Extracted information:
- - -
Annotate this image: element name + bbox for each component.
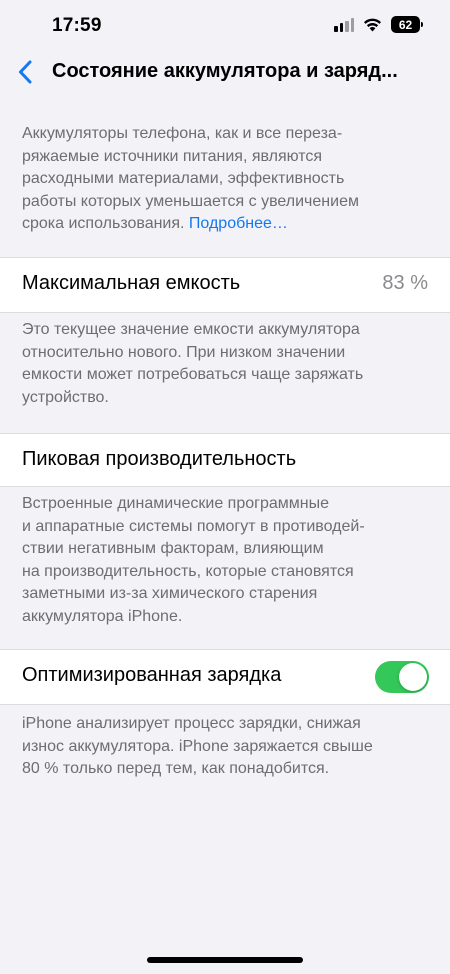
max-capacity-description: Это текущее значение емкости аккумулятор…: [22, 319, 422, 409]
max-capacity-row: Максимальная емкость 83 %: [0, 257, 450, 313]
footnote-line: износ аккумулятора. iPhone заряжается св…: [22, 737, 373, 755]
footnote-line: на производительность, которые становятс…: [22, 562, 354, 580]
intro-description: Аккумуляторы телефона, как и все переза-…: [22, 123, 422, 236]
intro-line: Аккумуляторы телефона, как и все переза-: [22, 125, 343, 142]
footnote-line: ствии негативным факторам, влияющим: [22, 540, 324, 557]
optimized-charging-description: iPhone анализирует процесс зарядки, сниж…: [22, 713, 422, 781]
intro-last-line: срока использования.: [22, 215, 185, 232]
learn-more-link[interactable]: Подробнее…: [189, 215, 288, 232]
footnote-line: Это текущее значение емкости аккумулятор…: [22, 321, 360, 338]
optimized-charging-label: Оптимизированная зарядка: [22, 664, 282, 686]
status-icons: 62: [334, 16, 423, 33]
nav-bar: Состояние аккумулятора и заряд...: [0, 52, 450, 94]
intro-line: работы которых уменьшается с увеличением: [22, 192, 359, 210]
status-time: 17:59: [52, 15, 102, 36]
footnote-line: Встроенные динамические программные: [22, 495, 329, 512]
wifi-icon: [364, 18, 381, 31]
toggle-knob: [399, 663, 427, 691]
intro-line: расходными материалами, эффективность: [22, 170, 345, 187]
status-bar: 17:59 62: [0, 0, 450, 52]
page-title: Состояние аккумулятора и заряд...: [52, 60, 398, 82]
peak-performance-row: Пиковая производительность: [0, 433, 450, 487]
optimized-charging-toggle[interactable]: [375, 661, 429, 693]
chevron-left-icon: [19, 60, 32, 84]
footnote-line: емкости может потребоваться чаще заряжат…: [22, 366, 364, 383]
home-indicator[interactable]: [147, 957, 303, 963]
footnote-line: устройство.: [22, 388, 109, 406]
back-button[interactable]: [12, 58, 38, 86]
peak-performance-description: Встроенные динамические программные и ап…: [22, 493, 422, 628]
footnote-line: 80 % только перед тем, как понадобится.: [22, 760, 330, 777]
intro-line: срока использования. Подробнее…: [22, 213, 422, 236]
intro-line: ряжаемые источники питания, являются: [22, 147, 323, 165]
max-capacity-value: 83 %: [382, 272, 428, 294]
peak-performance-label: Пиковая производительность: [22, 448, 297, 470]
footnote-line: заметными из-за химического старения: [22, 585, 318, 602]
max-capacity-label: Максимальная емкость: [22, 272, 241, 294]
signal-icon: [334, 18, 354, 32]
optimized-charging-row: Оптимизированная зарядка: [0, 649, 450, 705]
footnote-line: iPhone анализирует процесс зарядки, сниж…: [22, 715, 361, 732]
footnote-line: и аппаратные системы помогут в противоде…: [22, 517, 365, 535]
footnote-line: аккумулятора iPhone.: [22, 607, 183, 625]
footnote-line: относительно нового. При низком значении: [22, 343, 346, 361]
battery-icon: 62: [391, 16, 423, 33]
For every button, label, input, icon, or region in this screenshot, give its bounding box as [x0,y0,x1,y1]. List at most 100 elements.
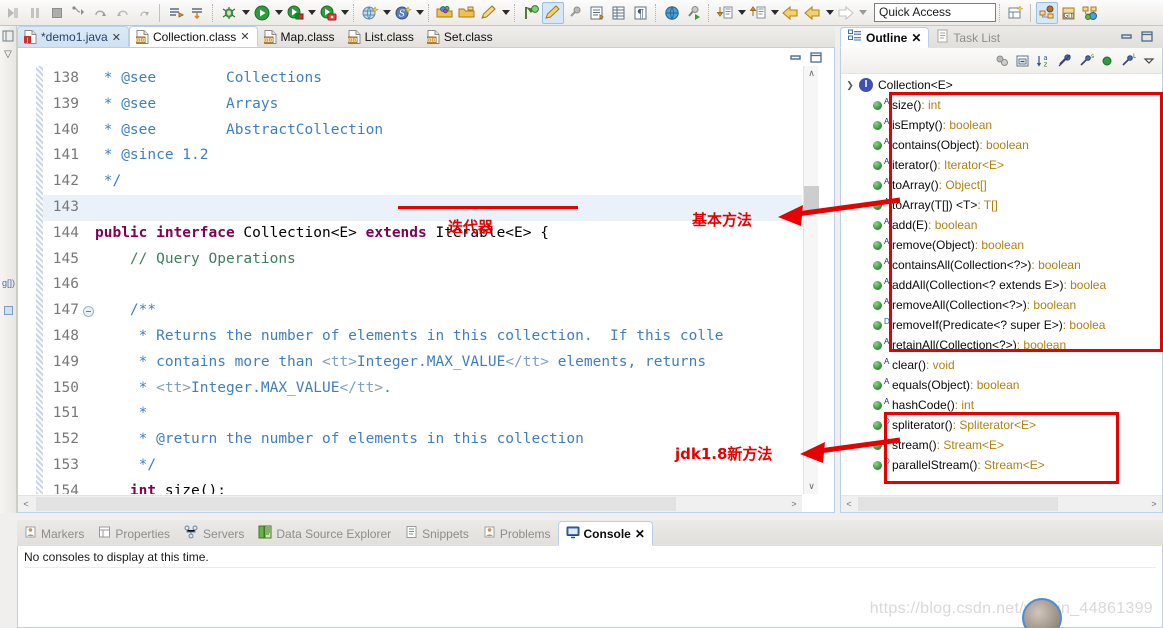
restore-package-explorer-icon[interactable] [2,30,14,45]
code-line[interactable]: 146 [43,272,802,298]
previous-annotation-dropdown-arrow[interactable] [769,2,780,24]
forward-icon[interactable] [835,2,857,24]
maximize-editor-icon[interactable] [808,51,824,65]
outline-member-row[interactable]: Dspliterator() : Spliterator<E> [841,415,1162,435]
view-menu-icon[interactable] [1139,51,1158,70]
outline-member-row[interactable]: AhashCode() : int [841,395,1162,415]
code-line[interactable]: 150 * <tt>Integer.MAX_VALUE</tt>. [43,376,802,402]
new-wizard-icon[interactable] [165,2,187,24]
editor-tab-collection[interactable]: 010 Collection.class ✕ [128,26,258,47]
fold-collapse-icon[interactable] [83,306,94,318]
scroll-right-icon[interactable]: > [1146,496,1162,512]
new-project-dropdown-arrow[interactable] [381,2,392,24]
edit-icon[interactable] [478,2,500,24]
code-line[interactable]: 139 * @see Arrays [43,92,802,118]
outline-member-row[interactable]: AretainAll(Collection<?>) : boolean [841,335,1162,355]
editor-vertical-scrollbar[interactable]: ∧ ∨ [803,66,819,494]
scroll-down-icon[interactable]: ∨ [804,479,819,494]
minimize-editor-icon[interactable] [788,51,804,65]
team-sync-icon[interactable] [1080,2,1102,24]
terminate-icon[interactable] [46,2,68,24]
close-icon[interactable]: ✕ [112,31,121,44]
external-tools-icon[interactable] [564,2,586,24]
next-annotation-icon[interactable] [714,2,736,24]
outline-member-row[interactable]: Aiterator() : Iterator<E> [841,155,1162,175]
editor-tab-set[interactable]: 010 Set.class [421,26,500,47]
git-perspective-icon[interactable]: GIT [1058,2,1080,24]
scrollbar-thumb[interactable] [858,497,1058,511]
scroll-right-icon[interactable]: > [786,496,802,512]
back-history-icon[interactable] [802,2,824,24]
debug-dropdown-arrow[interactable] [240,2,251,24]
code-editor[interactable]: 138 * @see Collections 139 * @see Arrays 1… [18,66,802,494]
step-over-icon[interactable] [90,2,112,24]
coverage-icon[interactable] [284,2,306,24]
code-lines[interactable]: 138 * @see Collections 139 * @see Arrays 1… [43,66,802,494]
profile-icon[interactable] [586,2,608,24]
code-line[interactable]: 138 * @see Collections [43,66,802,92]
code-line[interactable]: 142 */ [43,169,802,195]
drop-to-frame-icon[interactable] [134,2,156,24]
new-package-icon[interactable]: S [392,2,414,24]
outline-horizontal-scrollbar[interactable]: < > [841,495,1162,512]
paragraph-icon[interactable]: ¶ [630,2,652,24]
bottom-tab-snippets[interactable]: Snippets [398,521,476,546]
run-icon[interactable] [251,2,273,24]
next-annotation-dropdown-arrow[interactable] [736,2,747,24]
collapse-chevron-icon[interactable]: ▽ [2,49,14,60]
editor-tab-list[interactable]: 010 List.class [342,26,421,47]
back-dropdown-arrow[interactable] [824,2,835,24]
forward-dropdown-arrow[interactable] [857,2,868,24]
close-icon[interactable]: ✕ [240,30,249,43]
previous-annotation-icon[interactable] [747,2,769,24]
outline-member-row[interactable]: Acontains(Object) : boolean [841,135,1162,155]
code-line[interactable]: 152 * @return the number of elements in … [43,427,802,453]
run-external-tool-icon[interactable] [683,2,705,24]
code-line[interactable]: 153 */ [43,453,802,479]
outline-member-row[interactable]: Dstream() : Stream<E> [841,435,1162,455]
maximize-outline-icon[interactable] [1139,30,1155,47]
save-icon[interactable] [187,2,209,24]
outline-member-row[interactable]: AtoArray(T[]) <T> : T[] [841,195,1162,215]
suspend-icon[interactable] [24,2,46,24]
chevron-down-icon[interactable]: ❯ [841,80,859,91]
scroll-left-icon[interactable]: < [18,496,34,512]
quick-access-input[interactable]: Quick Access [874,3,996,22]
hide-static-icon[interactable]: s [1076,51,1095,70]
search-icon[interactable] [520,2,542,24]
code-line[interactable]: 147 /** [43,298,802,324]
outline-member-row[interactable]: DremoveIf(Predicate<? super E>) : boolea [841,315,1162,335]
outline-member-row[interactable]: Asize() : int [841,95,1162,115]
editor-marker-gutter[interactable] [18,66,35,494]
collapse-all-icon[interactable] [1013,51,1032,70]
focus-on-active-task-icon[interactable] [992,51,1011,70]
outline-member-row[interactable]: AaddAll(Collection<? extends E>) : boole… [841,275,1162,295]
scroll-up-icon[interactable]: ∧ [804,66,819,81]
back-icon[interactable] [780,2,802,24]
step-into-icon[interactable] [68,2,90,24]
table-view-icon[interactable] [608,2,630,24]
code-line[interactable]: 140 * @see AbstractCollection [43,118,802,144]
run-as-server-icon[interactable] [317,2,339,24]
code-line[interactable]: 151 * [43,401,802,427]
code-line[interactable]: 148 * Returns the number of elements in … [43,324,802,350]
code-line[interactable]: 154 int size(); [43,479,802,494]
run-dropdown-arrow[interactable] [273,2,284,24]
outline-member-row[interactable]: Aclear() : void [841,355,1162,375]
code-line[interactable]: 143 [43,194,802,221]
outline-member-row[interactable]: AcontainsAll(Collection<?>) : boolean [841,255,1162,275]
resume-icon[interactable] [2,2,24,24]
open-perspective-icon[interactable] [1005,2,1027,24]
scrollbar-thumb[interactable] [804,186,819,212]
scroll-left-icon[interactable]: < [841,496,857,512]
bottom-tab-problems[interactable]: Problems [476,521,558,546]
tab-task-list[interactable]: Task List [929,27,1007,48]
open-type-icon[interactable] [434,2,456,24]
close-icon[interactable]: ✕ [911,31,921,45]
outline-member-row[interactable]: Aadd(E) : boolean [841,215,1162,235]
editor-tab-map[interactable]: 010 Map.class [258,26,342,47]
outline-root-node[interactable]: ❯ I Collection<E> [841,75,1162,95]
bottom-tab-servers[interactable]: Servers [177,521,251,546]
sort-icon[interactable]: az [1034,51,1053,70]
open-web-browser-icon[interactable] [661,2,683,24]
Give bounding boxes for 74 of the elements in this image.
- - -
What is being asked:
Transcribe the records from the line with "restore-package-explorer-icon[interactable] [2,30,14,45]" to the line with "AretainAll(Collection<?>) : boolean [841,335,1162,355]", both included, reproducing each line character for character.

Completed task:
restore-package-explorer-icon[interactable] [2,30,14,45]
code-line[interactable]: 146 [43,272,802,298]
previous-annotation-dropdown-arrow[interactable] [769,2,780,24]
forward-icon[interactable] [835,2,857,24]
maximize-editor-icon[interactable] [808,51,824,65]
outline-member-row[interactable]: Dspliterator() : Spliterator<E> [841,415,1162,435]
view-menu-icon[interactable] [1139,51,1158,70]
outline-member-row[interactable]: AhashCode() : int [841,395,1162,415]
code-line[interactable]: 150 * <tt>Integer.MAX_VALUE</tt>. [43,376,802,402]
new-wizard-icon[interactable] [165,2,187,24]
editor-tab-collection[interactable]: 010 Collection.class ✕ [128,26,258,47]
fold-collapse-icon[interactable] [83,306,94,318]
scroll-right-icon[interactable]: > [1146,496,1162,512]
new-project-dropdown-arrow[interactable] [381,2,392,24]
edit-icon[interactable] [478,2,500,24]
code-line[interactable]: 139 * @see Arrays [43,92,802,118]
outline-member-row[interactable]: AretainAll(Collection<?>) : boolean [841,335,1162,355]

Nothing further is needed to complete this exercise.